**YOUR GOAL:**
Copy every line that holds "marker".

**MATERIAL FOR THIS TASK:**

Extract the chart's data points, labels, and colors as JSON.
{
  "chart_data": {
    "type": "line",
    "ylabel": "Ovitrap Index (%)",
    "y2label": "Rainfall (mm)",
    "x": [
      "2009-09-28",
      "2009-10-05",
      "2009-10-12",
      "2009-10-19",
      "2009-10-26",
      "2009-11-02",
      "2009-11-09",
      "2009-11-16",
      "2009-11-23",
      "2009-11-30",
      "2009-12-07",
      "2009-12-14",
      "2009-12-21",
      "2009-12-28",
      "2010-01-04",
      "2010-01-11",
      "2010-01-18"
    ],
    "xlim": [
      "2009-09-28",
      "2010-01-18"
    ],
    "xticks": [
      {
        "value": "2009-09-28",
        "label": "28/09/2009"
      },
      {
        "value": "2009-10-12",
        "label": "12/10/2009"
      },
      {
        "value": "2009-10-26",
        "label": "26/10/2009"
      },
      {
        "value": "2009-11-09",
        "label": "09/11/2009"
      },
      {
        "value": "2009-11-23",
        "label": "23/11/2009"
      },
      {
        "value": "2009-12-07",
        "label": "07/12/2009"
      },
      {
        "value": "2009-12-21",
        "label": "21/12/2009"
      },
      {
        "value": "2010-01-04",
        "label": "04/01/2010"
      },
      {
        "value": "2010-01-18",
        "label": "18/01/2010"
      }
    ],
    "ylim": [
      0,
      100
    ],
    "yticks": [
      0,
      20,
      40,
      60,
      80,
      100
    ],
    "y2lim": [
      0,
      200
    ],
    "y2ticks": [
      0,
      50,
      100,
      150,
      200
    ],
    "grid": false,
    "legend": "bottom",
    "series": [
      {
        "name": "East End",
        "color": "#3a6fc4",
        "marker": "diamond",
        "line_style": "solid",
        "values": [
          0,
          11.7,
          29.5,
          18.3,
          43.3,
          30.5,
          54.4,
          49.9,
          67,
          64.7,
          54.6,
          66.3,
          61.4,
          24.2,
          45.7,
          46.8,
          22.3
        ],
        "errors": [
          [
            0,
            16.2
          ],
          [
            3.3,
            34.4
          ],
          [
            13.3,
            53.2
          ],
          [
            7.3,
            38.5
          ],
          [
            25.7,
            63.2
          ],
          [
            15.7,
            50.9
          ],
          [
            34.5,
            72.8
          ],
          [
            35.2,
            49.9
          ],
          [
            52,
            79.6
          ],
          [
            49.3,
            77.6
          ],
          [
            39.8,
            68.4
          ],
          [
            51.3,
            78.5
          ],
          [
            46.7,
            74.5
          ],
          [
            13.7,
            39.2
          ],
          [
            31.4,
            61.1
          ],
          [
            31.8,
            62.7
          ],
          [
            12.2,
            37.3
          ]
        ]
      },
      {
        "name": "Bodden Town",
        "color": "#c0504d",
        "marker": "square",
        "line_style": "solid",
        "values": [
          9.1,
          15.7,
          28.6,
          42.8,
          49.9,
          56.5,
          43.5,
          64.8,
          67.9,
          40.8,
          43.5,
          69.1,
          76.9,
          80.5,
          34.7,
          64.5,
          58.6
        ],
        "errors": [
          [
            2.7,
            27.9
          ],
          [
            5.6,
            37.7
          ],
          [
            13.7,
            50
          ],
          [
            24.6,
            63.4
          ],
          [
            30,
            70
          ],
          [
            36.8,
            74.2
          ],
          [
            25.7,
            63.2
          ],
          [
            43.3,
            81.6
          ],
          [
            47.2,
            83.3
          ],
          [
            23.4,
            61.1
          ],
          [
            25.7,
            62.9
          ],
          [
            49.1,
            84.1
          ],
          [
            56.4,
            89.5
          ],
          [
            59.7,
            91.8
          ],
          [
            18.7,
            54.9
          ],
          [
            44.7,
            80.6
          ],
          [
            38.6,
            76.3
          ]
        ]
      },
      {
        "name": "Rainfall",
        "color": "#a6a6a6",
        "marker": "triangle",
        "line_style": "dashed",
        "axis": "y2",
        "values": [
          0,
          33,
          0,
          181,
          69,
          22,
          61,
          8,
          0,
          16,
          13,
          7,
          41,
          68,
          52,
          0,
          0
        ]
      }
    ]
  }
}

**EXERCISE SOLUTION:**
        "marker": "diamond",
        "marker": "square",
        "marker": "triangle",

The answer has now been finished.